Records for the exercise:
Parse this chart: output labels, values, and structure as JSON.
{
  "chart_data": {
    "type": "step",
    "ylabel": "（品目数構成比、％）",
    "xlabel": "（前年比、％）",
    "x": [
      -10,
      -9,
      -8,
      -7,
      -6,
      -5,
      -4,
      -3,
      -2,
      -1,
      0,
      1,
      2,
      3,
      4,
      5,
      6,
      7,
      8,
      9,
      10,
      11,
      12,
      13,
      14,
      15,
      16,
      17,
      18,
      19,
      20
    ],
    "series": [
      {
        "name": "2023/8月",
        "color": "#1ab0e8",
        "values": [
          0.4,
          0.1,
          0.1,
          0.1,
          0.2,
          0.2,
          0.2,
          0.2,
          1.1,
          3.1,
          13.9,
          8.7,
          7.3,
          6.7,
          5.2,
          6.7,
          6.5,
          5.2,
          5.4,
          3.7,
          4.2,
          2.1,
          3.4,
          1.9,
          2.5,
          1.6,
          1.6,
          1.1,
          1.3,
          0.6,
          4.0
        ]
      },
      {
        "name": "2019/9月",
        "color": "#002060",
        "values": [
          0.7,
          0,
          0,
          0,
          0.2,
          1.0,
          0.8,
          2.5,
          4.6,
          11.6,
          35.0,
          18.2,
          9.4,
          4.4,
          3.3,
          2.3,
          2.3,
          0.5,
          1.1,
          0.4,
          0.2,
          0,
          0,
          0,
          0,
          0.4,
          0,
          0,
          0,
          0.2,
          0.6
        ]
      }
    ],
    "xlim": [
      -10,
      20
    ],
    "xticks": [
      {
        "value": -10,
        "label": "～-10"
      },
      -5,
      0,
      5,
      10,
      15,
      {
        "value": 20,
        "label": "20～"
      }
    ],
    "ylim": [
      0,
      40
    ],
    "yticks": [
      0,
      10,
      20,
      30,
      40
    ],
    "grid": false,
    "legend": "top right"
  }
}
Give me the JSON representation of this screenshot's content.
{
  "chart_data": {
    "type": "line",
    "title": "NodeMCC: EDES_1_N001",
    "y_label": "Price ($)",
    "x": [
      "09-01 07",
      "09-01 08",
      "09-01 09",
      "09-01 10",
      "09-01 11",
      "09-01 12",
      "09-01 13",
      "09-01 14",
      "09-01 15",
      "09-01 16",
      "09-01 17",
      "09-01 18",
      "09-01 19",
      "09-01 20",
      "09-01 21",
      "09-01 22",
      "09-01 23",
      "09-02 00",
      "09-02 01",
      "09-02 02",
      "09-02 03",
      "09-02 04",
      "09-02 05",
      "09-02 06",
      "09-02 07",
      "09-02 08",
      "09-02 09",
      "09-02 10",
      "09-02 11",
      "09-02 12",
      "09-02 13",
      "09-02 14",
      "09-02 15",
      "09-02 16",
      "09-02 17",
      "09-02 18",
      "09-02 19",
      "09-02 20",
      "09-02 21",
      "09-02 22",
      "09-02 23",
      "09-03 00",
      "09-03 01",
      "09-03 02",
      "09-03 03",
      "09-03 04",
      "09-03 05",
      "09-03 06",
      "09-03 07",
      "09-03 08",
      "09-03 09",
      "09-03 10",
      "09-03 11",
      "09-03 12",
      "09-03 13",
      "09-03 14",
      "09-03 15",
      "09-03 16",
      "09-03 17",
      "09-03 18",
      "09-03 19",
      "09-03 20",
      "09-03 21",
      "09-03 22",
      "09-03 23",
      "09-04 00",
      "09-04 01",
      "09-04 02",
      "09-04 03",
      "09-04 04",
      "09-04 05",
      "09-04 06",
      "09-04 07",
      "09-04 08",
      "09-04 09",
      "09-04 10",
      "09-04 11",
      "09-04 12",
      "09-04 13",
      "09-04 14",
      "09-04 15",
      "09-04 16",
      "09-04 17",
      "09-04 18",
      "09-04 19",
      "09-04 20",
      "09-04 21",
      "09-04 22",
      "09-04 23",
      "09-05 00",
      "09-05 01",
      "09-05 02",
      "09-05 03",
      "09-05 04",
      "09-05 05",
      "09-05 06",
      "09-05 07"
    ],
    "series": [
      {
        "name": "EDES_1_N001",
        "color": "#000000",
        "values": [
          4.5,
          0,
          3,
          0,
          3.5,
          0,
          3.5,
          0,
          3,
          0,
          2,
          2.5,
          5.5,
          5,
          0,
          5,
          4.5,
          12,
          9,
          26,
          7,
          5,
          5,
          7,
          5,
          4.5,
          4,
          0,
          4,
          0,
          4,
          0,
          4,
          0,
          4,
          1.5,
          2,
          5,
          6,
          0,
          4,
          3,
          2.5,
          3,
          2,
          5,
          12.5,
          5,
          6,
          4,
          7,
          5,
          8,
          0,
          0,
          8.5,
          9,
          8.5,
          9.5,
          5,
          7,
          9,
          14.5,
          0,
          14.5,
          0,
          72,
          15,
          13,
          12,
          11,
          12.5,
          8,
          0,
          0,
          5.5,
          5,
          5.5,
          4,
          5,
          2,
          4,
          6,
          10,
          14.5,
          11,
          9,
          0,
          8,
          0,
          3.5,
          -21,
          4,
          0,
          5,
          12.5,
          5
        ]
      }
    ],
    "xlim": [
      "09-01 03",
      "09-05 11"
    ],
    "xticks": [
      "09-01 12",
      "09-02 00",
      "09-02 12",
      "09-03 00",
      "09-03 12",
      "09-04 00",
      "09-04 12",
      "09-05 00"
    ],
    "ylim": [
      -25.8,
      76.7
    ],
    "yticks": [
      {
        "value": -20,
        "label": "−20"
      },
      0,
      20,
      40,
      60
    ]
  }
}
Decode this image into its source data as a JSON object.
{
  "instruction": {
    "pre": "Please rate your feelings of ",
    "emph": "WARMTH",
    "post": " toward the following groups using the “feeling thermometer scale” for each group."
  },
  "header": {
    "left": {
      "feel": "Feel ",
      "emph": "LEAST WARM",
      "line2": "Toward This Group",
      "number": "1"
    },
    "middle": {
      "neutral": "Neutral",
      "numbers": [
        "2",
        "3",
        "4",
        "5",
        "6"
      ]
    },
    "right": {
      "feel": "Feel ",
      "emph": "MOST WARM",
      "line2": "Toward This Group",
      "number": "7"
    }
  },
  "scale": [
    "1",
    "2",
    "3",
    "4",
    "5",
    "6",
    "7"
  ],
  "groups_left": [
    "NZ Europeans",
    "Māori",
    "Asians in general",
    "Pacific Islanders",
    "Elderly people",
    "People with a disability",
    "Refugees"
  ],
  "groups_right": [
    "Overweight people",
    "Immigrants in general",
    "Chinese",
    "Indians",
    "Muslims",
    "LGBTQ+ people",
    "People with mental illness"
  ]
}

Directions:
All of the lines above need to be given again exactly.

Full output:
Parse this chart: output labels, values, and structure as JSON.
{
  "chart_data": {
    "type": "step",
    "ylabel": "（品目数構成比、％）",
    "xlabel": "（前年比、％）",
    "x": [
      -10,
      -9,
      -8,
      -7,
      -6,
      -5,
      -4,
      -3,
      -2,
      -1,
      0,
      1,
      2,
      3,
      4,
      5,
      6,
      7,
      8,
      9,
      10,
      11,
      12,
      13,
      14,
      15,
      16,
      17,
      18,
      19,
      20
    ],
    "series": [
      {
        "name": "2023/8月",
        "color": "#1ab0e8",
        "values": [
          0.4,
          0.1,
          0.1,
          0.1,
          0.2,
          0.2,
          0.2,
          0.2,
          1.1,
          3.1,
          13.9,
          8.7,
          7.3,
          6.7,
          5.2,
          6.7,
          6.5,
          5.2,
          5.4,
          3.7,
          4.2,
          2.1,
          3.4,
          1.9,
          2.5,
          1.6,
          1.6,
          1.1,
          1.3,
          0.6,
          4.0
        ]
      },
      {
        "name": "2019/9月",
        "color": "#002060",
        "values": [
          0.7,
          0,
          0,
          0,
          0.2,
          1.0,
          0.8,
          2.5,
          4.6,
          11.6,
          35.0,
          18.2,
          9.4,
          4.4,
          3.3,
          2.3,
          2.3,
          0.5,
          1.1,
          0.4,
          0.2,
          0,
          0,
          0,
          0,
          0.4,
          0,
          0,
          0,
          0.2,
          0.6
        ]
      }
    ],
    "xlim": [
      -10,
      20
    ],
    "xticks": [
      {
        "value": -10,
        "label": "～-10"
      },
      -5,
      0,
      5,
      10,
      15,
      {
        "value": 20,
        "label": "20～"
      }
    ],
    "ylim": [
      0,
      40
    ],
    "yticks": [
      0,
      10,
      20,
      30,
      40
    ],
    "grid": false,
    "legend": "top right"
  }
}
Give me the JSON representation of this screenshot's content.
{
  "chart_data": {
    "type": "line",
    "title": "NodeMCC: EDES_1_N001",
    "y_label": "Price ($)",
    "x": [
      "09-01 07",
      "09-01 08",
      "09-01 09",
      "09-01 10",
      "09-01 11",
      "09-01 12",
      "09-01 13",
      "09-01 14",
      "09-01 15",
      "09-01 16",
      "09-01 17",
      "09-01 18",
      "09-01 19",
      "09-01 20",
      "09-01 21",
      "09-01 22",
      "09-01 23",
      "09-02 00",
      "09-02 01",
      "09-02 02",
      "09-02 03",
      "09-02 04",
      "09-02 05",
      "09-02 06",
      "09-02 07",
      "09-02 08",
      "09-02 09",
      "09-02 10",
      "09-02 11",
      "09-02 12",
      "09-02 13",
      "09-02 14",
      "09-02 15",
      "09-02 16",
      "09-02 17",
      "09-02 18",
      "09-02 19",
      "09-02 20",
      "09-02 21",
      "09-02 22",
      "09-02 23",
      "09-03 00",
      "09-03 01",
      "09-03 02",
      "09-03 03",
      "09-03 04",
      "09-03 05",
      "09-03 06",
      "09-03 07",
      "09-03 08",
      "09-03 09",
      "09-03 10",
      "09-03 11",
      "09-03 12",
      "09-03 13",
      "09-03 14",
      "09-03 15",
      "09-03 16",
      "09-03 17",
      "09-03 18",
      "09-03 19",
      "09-03 20",
      "09-03 21",
      "09-03 22",
      "09-03 23",
      "09-04 00",
      "09-04 01",
      "09-04 02",
      "09-04 03",
      "09-04 04",
      "09-04 05",
      "09-04 06",
      "09-04 07",
      "09-04 08",
      "09-04 09",
      "09-04 10",
      "09-04 11",
      "09-04 12",
      "09-04 13",
      "09-04 14",
      "09-04 15",
      "09-04 16",
      "09-04 17",
      "09-04 18",
      "09-04 19",
      "09-04 20",
      "09-04 21",
      "09-04 22",
      "09-04 23",
      "09-05 00",
      "09-05 01",
      "09-05 02",
      "09-05 03",
      "09-05 04",
      "09-05 05",
      "09-05 06",
      "09-05 07"
    ],
    "series": [
      {
        "name": "EDES_1_N001",
        "color": "#000000",
        "values": [
          4.5,
          0,
          3,
          0,
          3.5,
          0,
          3.5,
          0,
          3,
          0,
          2,
          2.5,
          5.5,
          5,
          0,
          5,
          4.5,
          12,
          9,
          26,
          7,
          5,
          5,
          7,
          5,
          4.5,
          4,
          0,
          4,
          0,
          4,
          0,
          4,
          0,
          4,
          1.5,
          2,
          5,
          6,
          0,
          4,
          3,
          2.5,
          3,
          2,
          5,
          12.5,
          5,
          6,
          4,
          7,
          5,
          8,
          0,
          0,
          8.5,
          9,
          8.5,
          9.5,
          5,
          7,
          9,
          14.5,
          0,
          14.5,
          0,
          72,
          15,
          13,
          12,
          11,
          12.5,
          8,
          0,
          0,
          5.5,
          5,
          5.5,
          4,
          5,
          2,
          4,
          6,
          10,
          14.5,
          11,
          9,
          0,
          8,
          0,
          3.5,
          -21,
          4,
          0,
          5,
          12.5,
          5
        ]
      }
    ],
    "xlim": [
      "09-01 03",
      "09-05 11"
    ],
    "xticks": [
      "09-01 12",
      "09-02 00",
      "09-02 12",
      "09-03 00",
      "09-03 12",
      "09-04 00",
      "09-04 12",
      "09-05 00"
    ],
    "ylim": [
      -25.8,
      76.7
    ],
    "yticks": [
      {
        "value": -20,
        "label": "−20"
      },
      0,
      20,
      40,
      60
    ]
  }
}
Decode this image into its source data as a JSON object.
{
  "instruction": {
    "pre": "Please rate your feelings of ",
    "emph": "WARMTH",
    "post": " toward the following groups using the “feeling thermometer scale” for each group."
  },
  "header": {
    "left": {
      "feel": "Feel ",
      "emph": "LEAST WARM",
      "line2": "Toward This Group",
      "number": "1"
    },
    "middle": {
      "neutral": "Neutral",
      "numbers": [
        "2",
        "3",
        "4",
        "5",
        "6"
      ]
    },
    "right": {
      "feel": "Feel ",
      "emph": "MOST WARM",
      "line2": "Toward This Group",
      "number": "7"
    }
  },
  "scale": [
    "1",
    "2",
    "3",
    "4",
    "5",
    "6",
    "7"
  ],
  "groups_left": [
    "NZ Europeans",
    "Māori",
    "Asians in general",
    "Pacific Islanders",
    "Elderly people",
    "People with a disability",
    "Refugees"
  ],
  "groups_right": [
    "Overweight people",
    "Immigrants in general",
    "Chinese",
    "Indians",
    "Muslims",
    "LGBTQ+ people",
    "People with mental illness"
  ]
}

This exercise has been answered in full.